Task input:
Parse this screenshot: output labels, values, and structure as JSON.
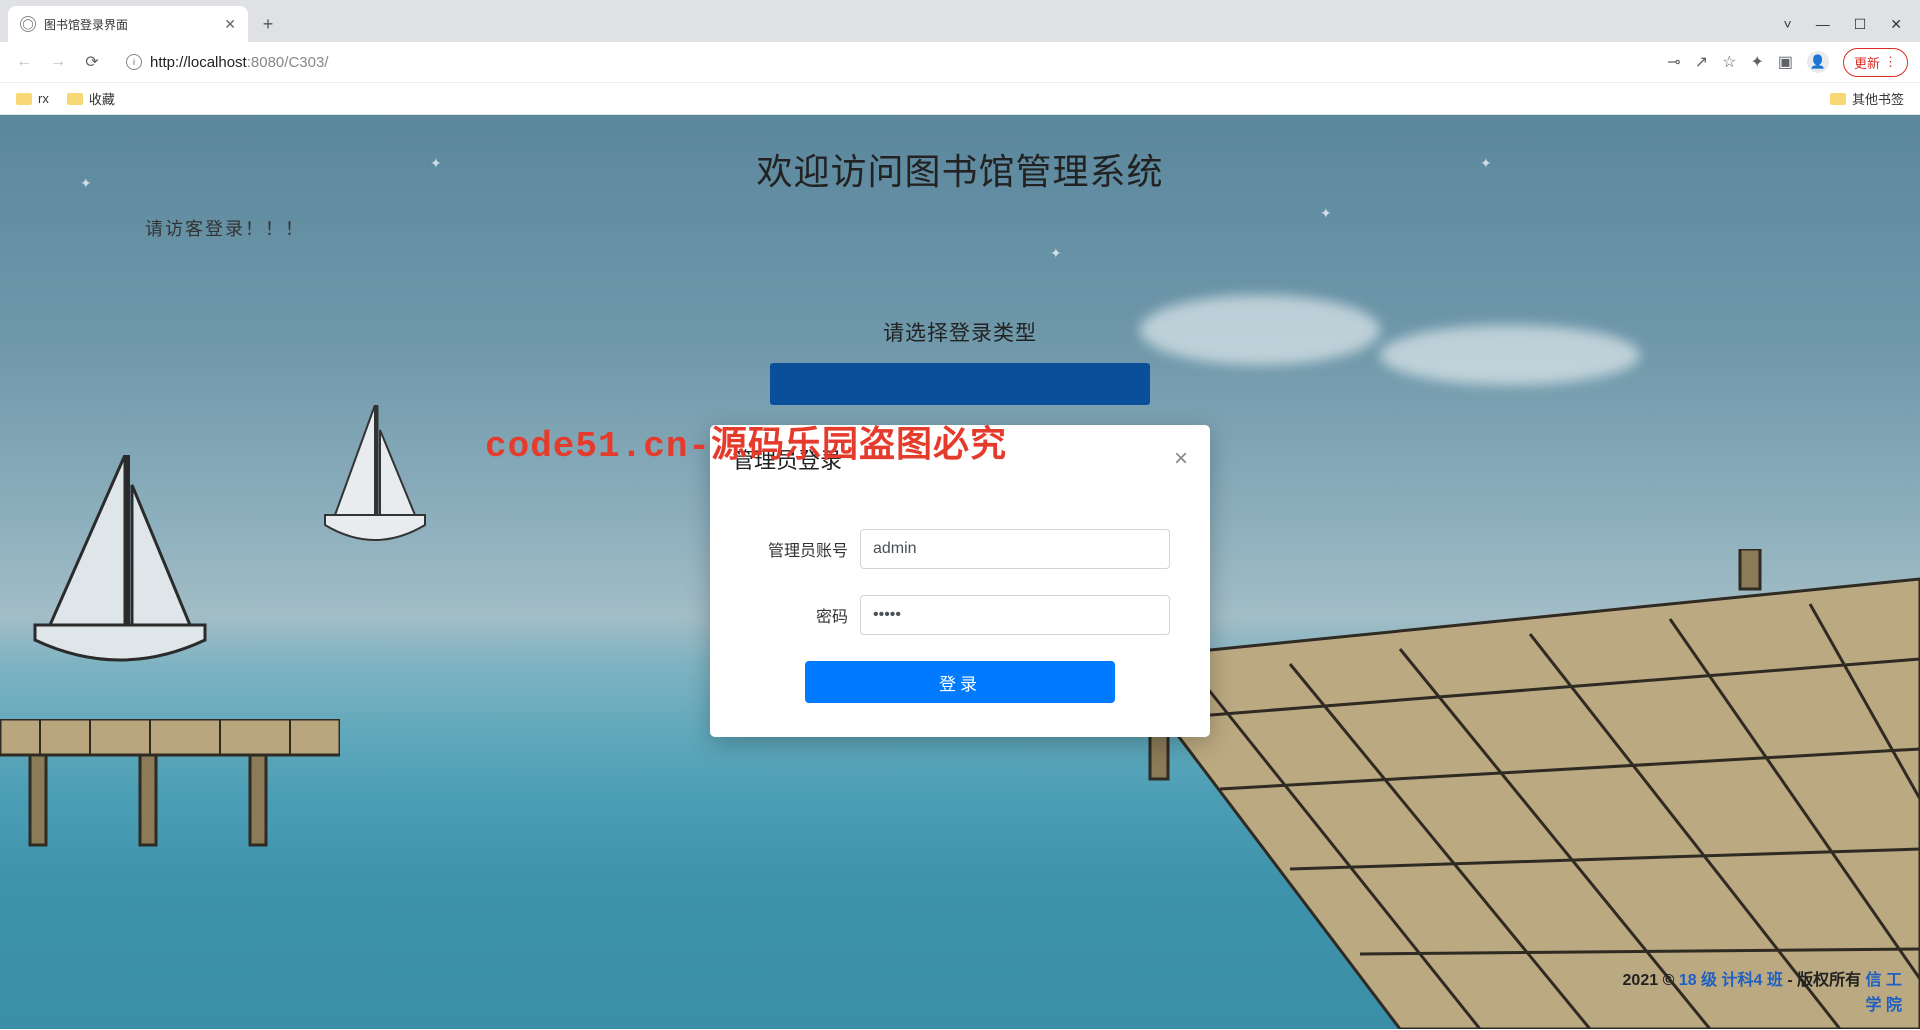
{
  "browser": {
    "tab_title": "图书馆登录界面",
    "new_tab_label": "+",
    "window": {
      "min": "—",
      "max": "☐",
      "close": "✕",
      "dropdown": "˅"
    },
    "url_display_host": "http://localhost",
    "url_display_port_path": ":8080/C303/",
    "update_label": "更新",
    "bookmarks": [
      {
        "label": "rx"
      },
      {
        "label": "收藏"
      }
    ],
    "other_bookmarks": "其他书签",
    "icons": {
      "key": "⊸",
      "share": "↗",
      "star": "☆",
      "ext": "✦",
      "panel": "▣",
      "menu": "⋮"
    }
  },
  "page": {
    "headline": "欢迎访问图书馆管理系统",
    "sub_note": "请访客登录！！！",
    "login_type_title": "请选择登录类型"
  },
  "modal": {
    "title": "管理员登录",
    "close": "×",
    "username_label": "管理员账号",
    "username_value": "admin",
    "password_label": "密码",
    "password_value": "•••••",
    "login_button": "登录"
  },
  "watermark": "code51.cn-源码乐园盗图必究",
  "footer": {
    "line1_prefix": "2021 © ",
    "line1_link1": "18 级 计科4 班",
    "line1_mid": " - 版权所有   ",
    "line1_link2": "信 工",
    "line2_link": "学 院"
  }
}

Directions:
Without the pictures, print the whole listing exactly as given.

Answer to the problem:
Parse this screenshot: output labels, values, and structure as JSON.
{
  "browser": {
    "tab_title": "图书馆登录界面",
    "new_tab_label": "+",
    "window": {
      "min": "—",
      "max": "☐",
      "close": "✕",
      "dropdown": "˅"
    },
    "url_display_host": "http://localhost",
    "url_display_port_path": ":8080/C303/",
    "update_label": "更新",
    "bookmarks": [
      {
        "label": "rx"
      },
      {
        "label": "收藏"
      }
    ],
    "other_bookmarks": "其他书签",
    "icons": {
      "key": "⊸",
      "share": "↗",
      "star": "☆",
      "ext": "✦",
      "panel": "▣",
      "menu": "⋮"
    }
  },
  "page": {
    "headline": "欢迎访问图书馆管理系统",
    "sub_note": "请访客登录！！！",
    "login_type_title": "请选择登录类型"
  },
  "modal": {
    "title": "管理员登录",
    "close": "×",
    "username_label": "管理员账号",
    "username_value": "admin",
    "password_label": "密码",
    "password_value": "•••••",
    "login_button": "登录"
  },
  "watermark": "code51.cn-源码乐园盗图必究",
  "footer": {
    "line1_prefix": "2021 © ",
    "line1_link1": "18 级 计科4 班",
    "line1_mid": " - 版权所有   ",
    "line1_link2": "信 工",
    "line2_link": "学 院"
  }
}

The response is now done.